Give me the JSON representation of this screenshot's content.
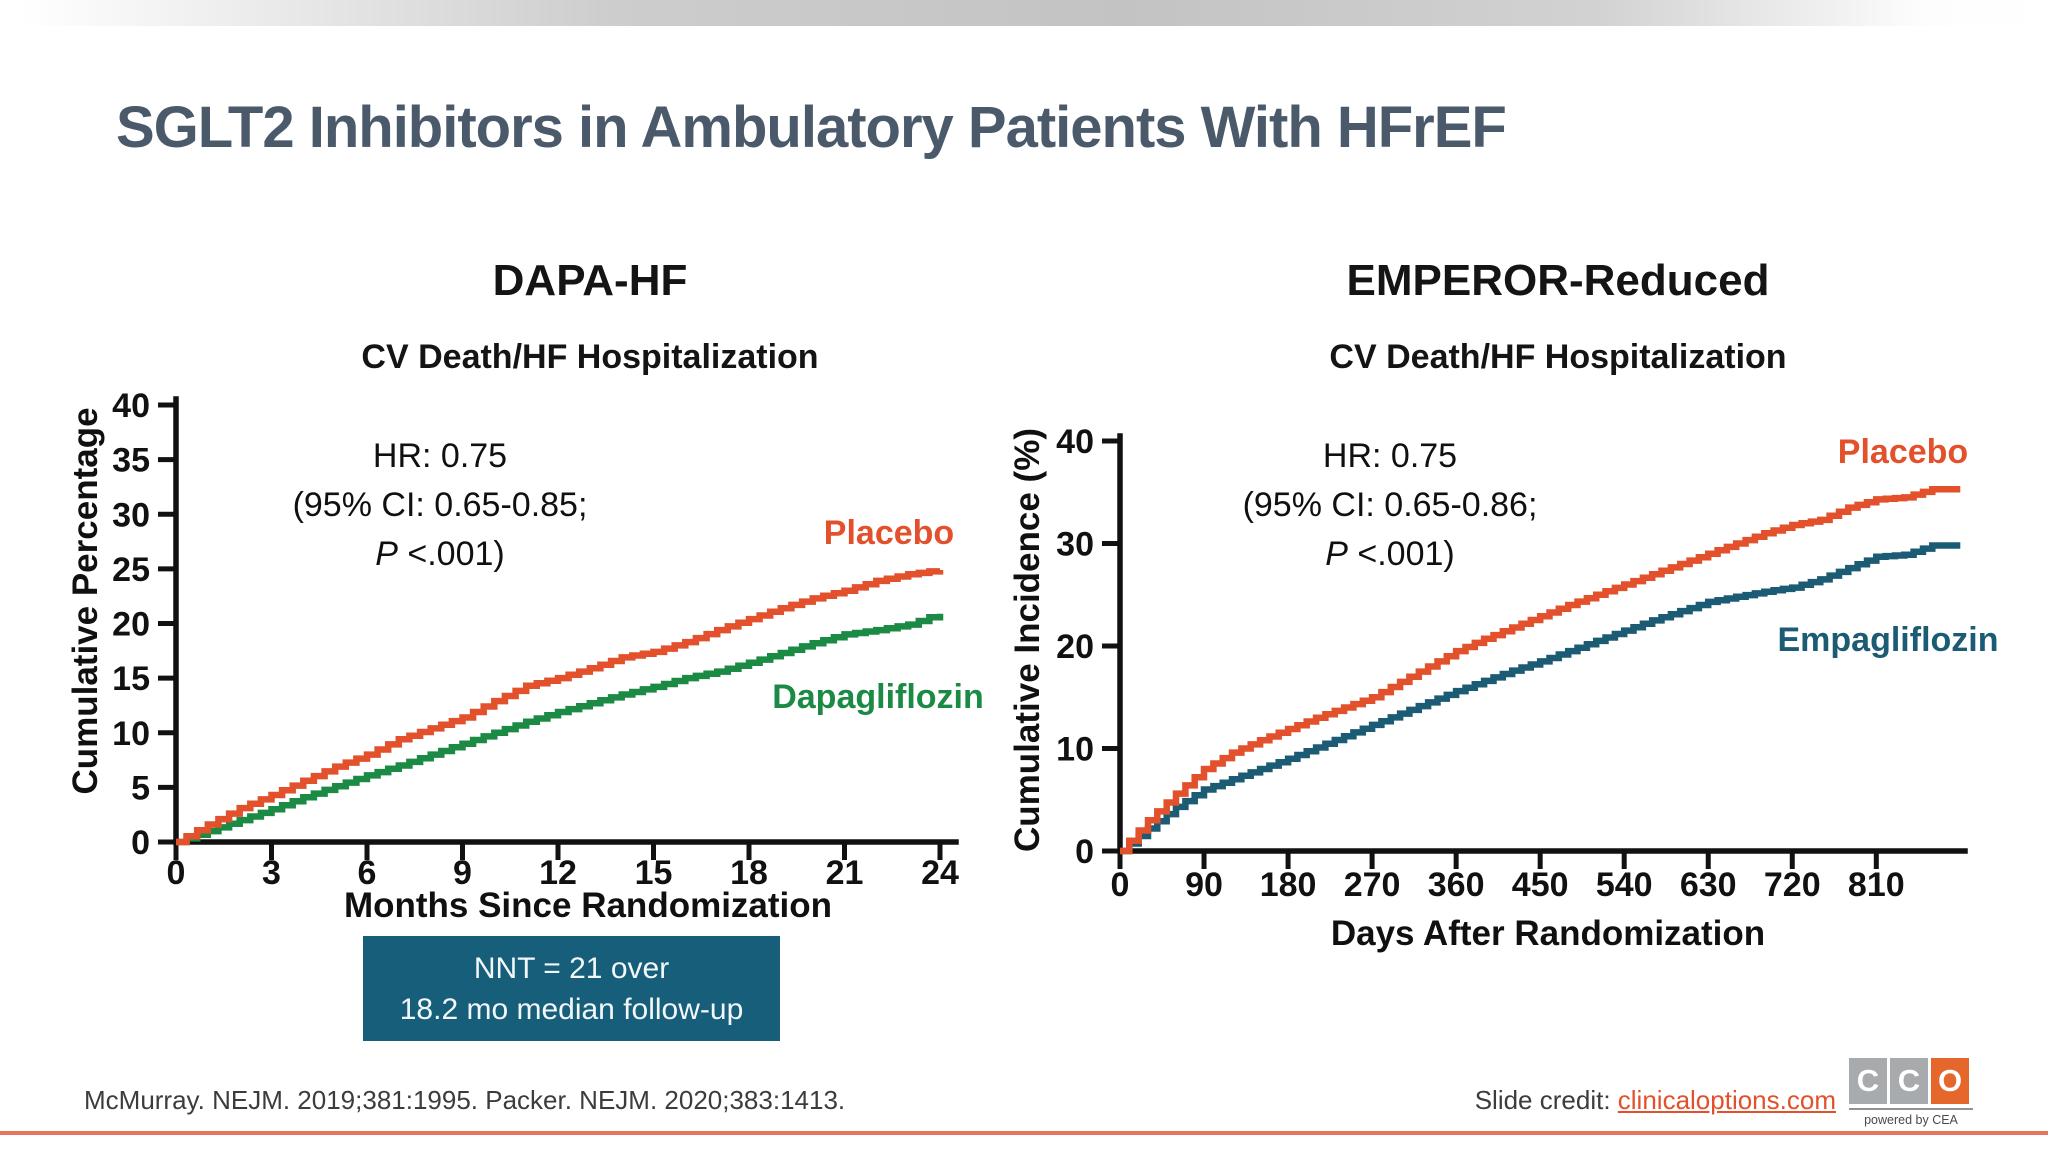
{
  "slide": {
    "title": "SGLT2 Inhibitors in Ambulatory Patients With HFrEF",
    "footer_citation": "McMurray. NEJM. 2019;381:1995. Packer. NEJM. 2020;383:1413.",
    "credit_label": "Slide credit: ",
    "credit_link": "clinicaloptions.com",
    "nnt": {
      "line1": "NNT = 21 over",
      "line2": "18.2 mo median follow-up"
    },
    "logo": {
      "letters": [
        "C",
        "C",
        "O"
      ],
      "tagline": "powered by CEA"
    },
    "colors": {
      "accent_orange": "#E2512C",
      "green": "#1B8A44",
      "teal": "#1C5B74",
      "nnt_background": "#175E7A",
      "title_text": "#4A5A6B",
      "bottom_rule": "#E8755B"
    }
  },
  "chart_data": [
    {
      "type": "line",
      "km_step": true,
      "title": "DAPA-HF",
      "subtitle": "CV Death/HF Hospitalization",
      "annotation": {
        "line1": "HR: 0.75",
        "line2": "(95% CI: 0.65-0.85;",
        "line3_italic": "P",
        "line3_rest": " <.001)"
      },
      "xlabel": "Months Since Randomization",
      "ylabel": "Cumulative Percentage",
      "xlim": [
        0,
        24
      ],
      "ylim": [
        0,
        40
      ],
      "xticks": [
        0,
        3,
        6,
        9,
        12,
        15,
        18,
        21,
        24
      ],
      "yticks": [
        0,
        5,
        10,
        15,
        20,
        25,
        30,
        35,
        40
      ],
      "grid": false,
      "legend_position": "on-curve",
      "series": [
        {
          "name": "Placebo",
          "color": "#E2512C",
          "x": [
            0,
            1,
            2,
            3,
            4,
            5,
            6,
            7,
            8,
            9,
            10,
            11,
            12,
            13,
            14,
            15,
            16,
            17,
            18,
            19,
            20,
            21,
            22,
            23,
            24
          ],
          "y": [
            0,
            1.6,
            3.1,
            4.3,
            5.6,
            6.9,
            8.0,
            9.4,
            10.4,
            11.4,
            12.9,
            14.3,
            15.0,
            15.9,
            16.9,
            17.4,
            18.3,
            19.4,
            20.4,
            21.4,
            22.3,
            23.0,
            23.9,
            24.5,
            24.9
          ]
        },
        {
          "name": "Dapagliflozin",
          "color": "#1B8A44",
          "x": [
            0,
            1,
            2,
            3,
            4,
            5,
            6,
            7,
            8,
            9,
            10,
            11,
            12,
            13,
            14,
            15,
            16,
            17,
            18,
            19,
            20,
            21,
            22,
            23,
            24
          ],
          "y": [
            0,
            1.0,
            2.0,
            3.0,
            4.1,
            5.1,
            6.1,
            7.0,
            8.0,
            9.0,
            10.0,
            11.0,
            11.9,
            12.7,
            13.5,
            14.2,
            15.0,
            15.6,
            16.4,
            17.3,
            18.2,
            19.0,
            19.4,
            19.9,
            20.9
          ]
        }
      ]
    },
    {
      "type": "line",
      "km_step": true,
      "title": "EMPEROR-Reduced",
      "subtitle": "CV Death/HF Hospitalization",
      "annotation": {
        "line1": "HR: 0.75",
        "line2": "(95% CI: 0.65-0.86;",
        "line3_italic": "P",
        "line3_rest": " <.001)"
      },
      "xlabel": "Days After Randomization",
      "ylabel": "Cumulative Incidence (%)",
      "xlim": [
        0,
        905
      ],
      "ylim": [
        0,
        40
      ],
      "xticks": [
        0,
        90,
        180,
        270,
        360,
        450,
        540,
        630,
        720,
        810
      ],
      "yticks": [
        0,
        10,
        20,
        30,
        40
      ],
      "grid": false,
      "legend_position": "on-curve",
      "series": [
        {
          "name": "Placebo",
          "color": "#E2512C",
          "x": [
            0,
            30,
            60,
            90,
            120,
            150,
            180,
            210,
            240,
            270,
            300,
            330,
            360,
            390,
            420,
            450,
            480,
            510,
            540,
            570,
            600,
            630,
            660,
            690,
            720,
            750,
            780,
            810,
            840,
            870,
            900
          ],
          "y": [
            0,
            3.0,
            5.6,
            8.0,
            9.6,
            10.8,
            11.9,
            13.0,
            14.0,
            15.0,
            16.5,
            18.0,
            19.5,
            20.7,
            21.8,
            22.9,
            24.0,
            25.0,
            26.0,
            27.0,
            28.0,
            29.0,
            30.0,
            31.0,
            31.8,
            32.3,
            33.5,
            34.3,
            34.5,
            35.3,
            35.3
          ]
        },
        {
          "name": "Empagliflozin",
          "color": "#1C5B74",
          "x": [
            0,
            30,
            60,
            90,
            120,
            150,
            180,
            210,
            240,
            270,
            300,
            330,
            360,
            390,
            420,
            450,
            480,
            510,
            540,
            570,
            600,
            630,
            660,
            690,
            720,
            750,
            780,
            810,
            840,
            870,
            900
          ],
          "y": [
            0,
            2.2,
            4.3,
            6.0,
            7.0,
            8.0,
            9.0,
            10.1,
            11.2,
            12.3,
            13.4,
            14.5,
            15.6,
            16.6,
            17.6,
            18.5,
            19.5,
            20.5,
            21.5,
            22.5,
            23.4,
            24.3,
            24.8,
            25.3,
            25.7,
            26.5,
            27.6,
            28.7,
            28.9,
            29.8,
            29.8
          ]
        }
      ]
    }
  ]
}
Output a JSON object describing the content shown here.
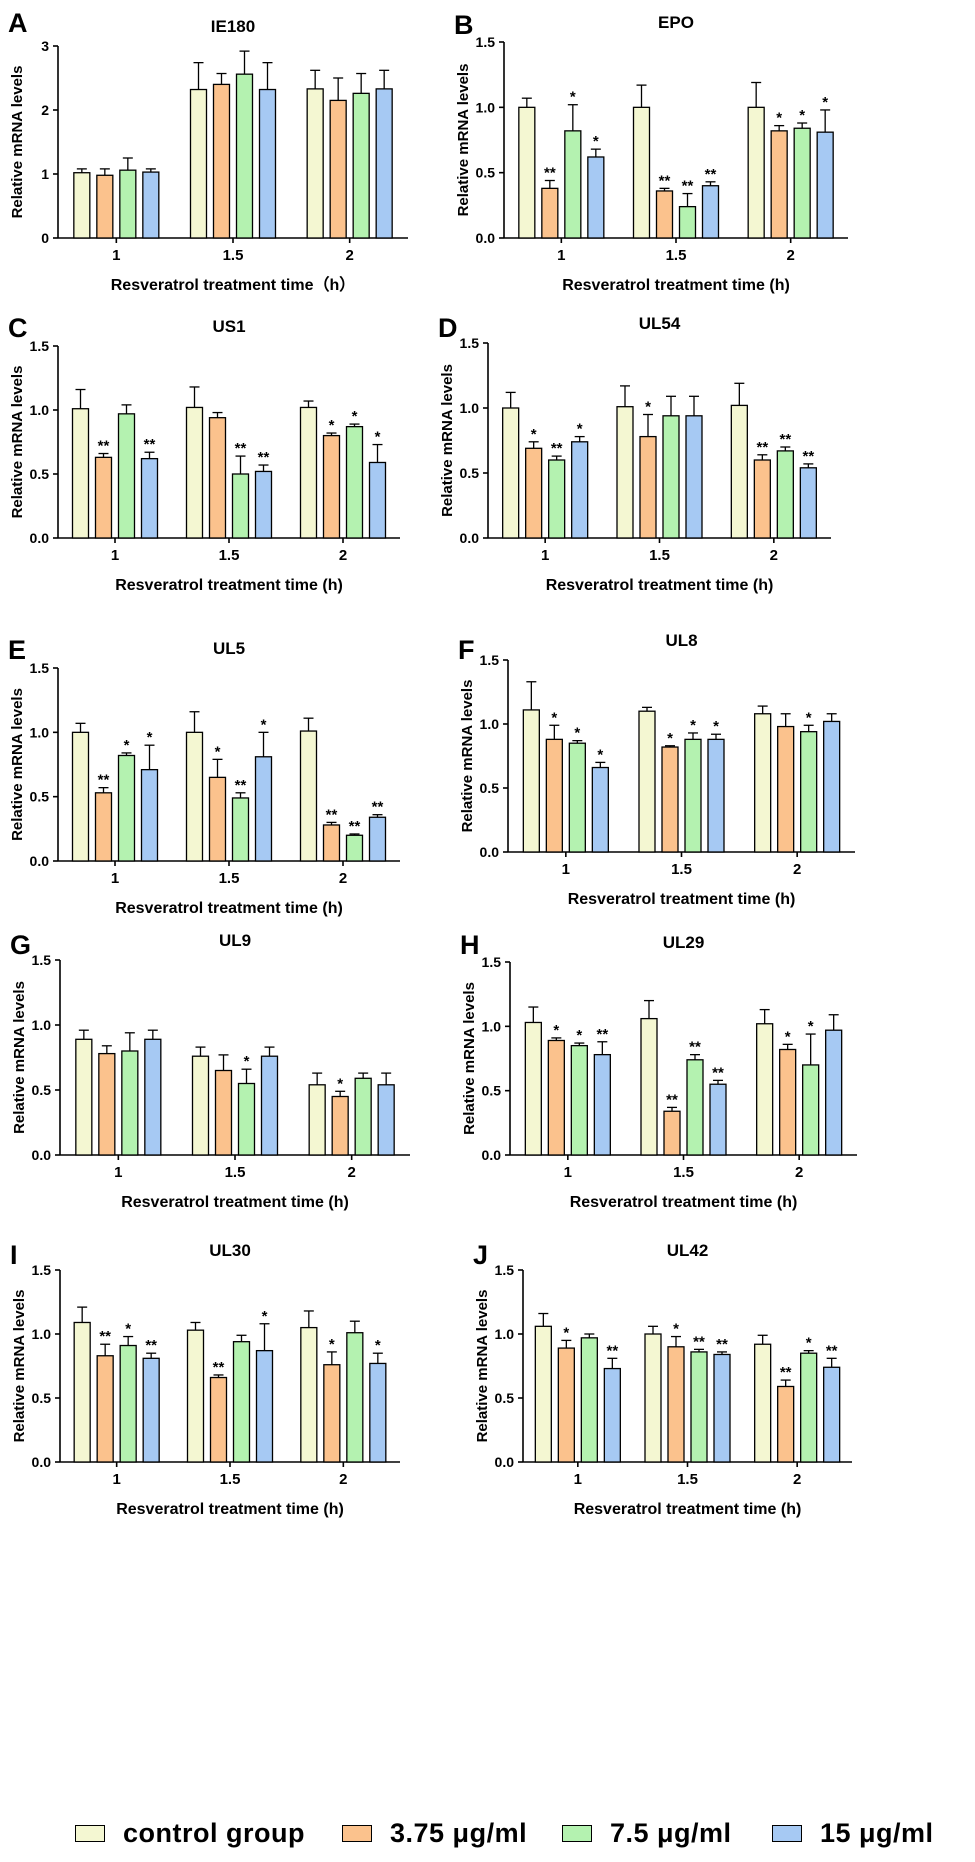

########################################

Aim of the task: Restate the listing above word for word. Leave the images out.

Answer space:
Give me the JSON representation of this screenshot's content.
{
  "slide": {
    "title": "SGLT2 Inhibitors in Ambulatory Patients With HFrEF",
    "footer_citation": "McMurray. NEJM. 2019;381:1995. Packer. NEJM. 2020;383:1413.",
    "credit_label": "Slide credit: ",
    "credit_link": "clinicaloptions.com",
    "nnt": {
      "line1": "NNT = 21 over",
      "line2": "18.2 mo median follow-up"
    },
    "logo": {
      "letters": [
        "C",
        "C",
        "O"
      ],
      "tagline": "powered by CEA"
    },
    "colors": {
      "accent_orange": "#E2512C",
      "green": "#1B8A44",
      "teal": "#1C5B74",
      "nnt_background": "#175E7A",
      "title_text": "#4A5A6B",
      "bottom_rule": "#E8755B"
    }
  },
  "chart_data": [
    {
      "type": "line",
      "km_step": true,
      "title": "DAPA-HF",
      "subtitle": "CV Death/HF Hospitalization",
      "annotation": {
        "line1": "HR: 0.75",
        "line2": "(95% CI: 0.65-0.85;",
        "line3_italic": "P",
        "line3_rest": " <.001)"
      },
      "xlabel": "Months Since Randomization",
      "ylabel": "Cumulative Percentage",
      "xlim": [
        0,
        24
      ],
      "ylim": [
        0,
        40
      ],
      "xticks": [
        0,
        3,
        6,
        9,
        12,
        15,
        18,
        21,
        24
      ],
      "yticks": [
        0,
        5,
        10,
        15,
        20,
        25,
        30,
        35,
        40
      ],
      "grid": false,
      "legend_position": "on-curve",
      "series": [
        {
          "name": "Placebo",
          "color": "#E2512C",
          "x": [
            0,
            1,
            2,
            3,
            4,
            5,
            6,
            7,
            8,
            9,
            10,
            11,
            12,
            13,
            14,
            15,
            16,
            17,
            18,
            19,
            20,
            21,
            22,
            23,
            24
          ],
          "y": [
            0,
            1.6,
            3.1,
            4.3,
            5.6,
            6.9,
            8.0,
            9.4,
            10.4,
            11.4,
            12.9,
            14.3,
            15.0,
            15.9,
            16.9,
            17.4,
            18.3,
            19.4,
            20.4,
            21.4,
            22.3,
            23.0,
            23.9,
            24.5,
            24.9
          ]
        },
        {
          "name": "Dapagliflozin",
          "color": "#1B8A44",
          "x": [
            0,
            1,
            2,
            3,
            4,
            5,
            6,
            7,
            8,
            9,
            10,
            11,
            12,
            13,
            14,
            15,
            16,
            17,
            18,
            19,
            20,
            21,
            22,
            23,
            24
          ],
          "y": [
            0,
            1.0,
            2.0,
            3.0,
            4.1,
            5.1,
            6.1,
            7.0,
            8.0,
            9.0,
            10.0,
            11.0,
            11.9,
            12.7,
            13.5,
            14.2,
            15.0,
            15.6,
            16.4,
            17.3,
            18.2,
            19.0,
            19.4,
            19.9,
            20.9
          ]
        }
      ]
    },
    {
      "type": "line",
      "km_step": true,
      "title": "EMPEROR-Reduced",
      "subtitle": "CV Death/HF Hospitalization",
      "annotation": {
        "line1": "HR: 0.75",
        "line2": "(95% CI: 0.65-0.86;",
        "line3_italic": "P",
        "line3_rest": " <.001)"
      },
      "xlabel": "Days After Randomization",
      "ylabel": "Cumulative Incidence (%)",
      "xlim": [
        0,
        905
      ],
      "ylim": [
        0,
        40
      ],
      "xticks": [
        0,
        90,
        180,
        270,
        360,
        450,
        540,
        630,
        720,
        810
      ],
      "yticks": [
        0,
        10,
        20,
        30,
        40
      ],
      "grid": false,
      "legend_position": "on-curve",
      "series": [
        {
          "name": "Placebo",
          "color": "#E2512C",
          "x": [
            0,
            30,
            60,
            90,
            120,
            150,
            180,
            210,
            240,
            270,
            300,
            330,
            360,
            390,
            420,
            450,
            480,
            510,
            540,
            570,
            600,
            630,
            660,
            690,
            720,
            750,
            780,
            810,
            840,
            870,
            900
          ],
          "y": [
            0,
            3.0,
            5.6,
            8.0,
            9.6,
            10.8,
            11.9,
            13.0,
            14.0,
            15.0,
            16.5,
            18.0,
            19.5,
            20.7,
            21.8,
            22.9,
            24.0,
            25.0,
            26.0,
            27.0,
            28.0,
            29.0,
            30.0,
            31.0,
            31.8,
            32.3,
            33.5,
            34.3,
            34.5,
            35.3,
            35.3
          ]
        },
        {
          "name": "Empagliflozin",
          "color": "#1C5B74",
          "x": [
            0,
            30,
            60,
            90,
            120,
            150,
            180,
            210,
            240,
            270,
            300,
            330,
            360,
            390,
            420,
            450,
            480,
            510,
            540,
            570,
            600,
            630,
            660,
            690,
            720,
            750,
            780,
            810,
            840,
            870,
            900
          ],
          "y": [
            0,
            2.2,
            4.3,
            6.0,
            7.0,
            8.0,
            9.0,
            10.1,
            11.2,
            12.3,
            13.4,
            14.5,
            15.6,
            16.6,
            17.6,
            18.5,
            19.5,
            20.5,
            21.5,
            22.5,
            23.4,
            24.3,
            24.8,
            25.3,
            25.7,
            26.5,
            27.6,
            28.7,
            28.9,
            29.8,
            29.8
          ]
        }
      ]
    }
  ]
}
Output a JSON object describing the content shown here.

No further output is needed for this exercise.